The problem
Lines containing the word "Fang" are to be located and copied.

Stored records
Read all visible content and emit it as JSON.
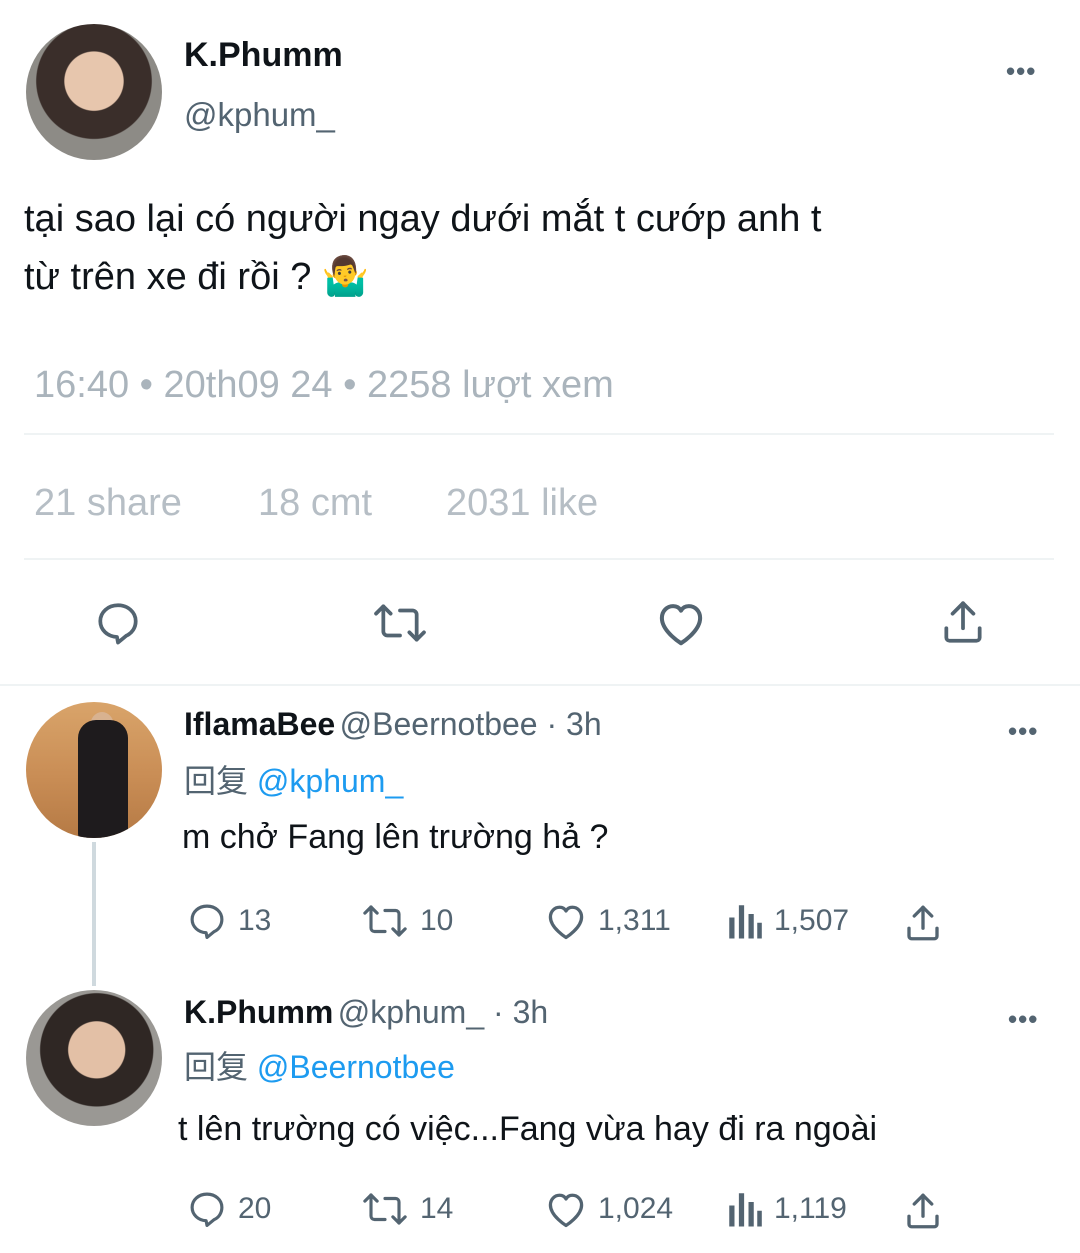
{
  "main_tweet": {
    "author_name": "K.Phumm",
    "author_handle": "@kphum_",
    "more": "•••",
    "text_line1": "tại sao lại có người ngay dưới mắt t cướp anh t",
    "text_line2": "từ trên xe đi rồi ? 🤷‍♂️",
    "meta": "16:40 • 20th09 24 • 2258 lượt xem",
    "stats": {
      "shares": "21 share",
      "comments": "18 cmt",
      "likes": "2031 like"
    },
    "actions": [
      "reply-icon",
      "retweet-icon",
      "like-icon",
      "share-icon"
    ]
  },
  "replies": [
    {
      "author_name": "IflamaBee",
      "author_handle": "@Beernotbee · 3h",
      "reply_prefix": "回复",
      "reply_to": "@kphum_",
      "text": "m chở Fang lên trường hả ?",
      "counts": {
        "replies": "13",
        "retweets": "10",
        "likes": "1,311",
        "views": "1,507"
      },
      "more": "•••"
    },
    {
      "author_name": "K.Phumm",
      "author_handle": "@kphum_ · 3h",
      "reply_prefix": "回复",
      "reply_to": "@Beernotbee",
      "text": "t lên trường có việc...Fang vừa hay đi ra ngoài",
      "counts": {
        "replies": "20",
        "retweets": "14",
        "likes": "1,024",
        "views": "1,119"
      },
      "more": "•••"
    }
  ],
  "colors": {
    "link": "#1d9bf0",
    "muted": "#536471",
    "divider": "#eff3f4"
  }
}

Reply to the task
      "text": "m chở Fang lên trường hả ?",
      "text": "t lên trường có việc...Fang vừa hay đi ra ngoài",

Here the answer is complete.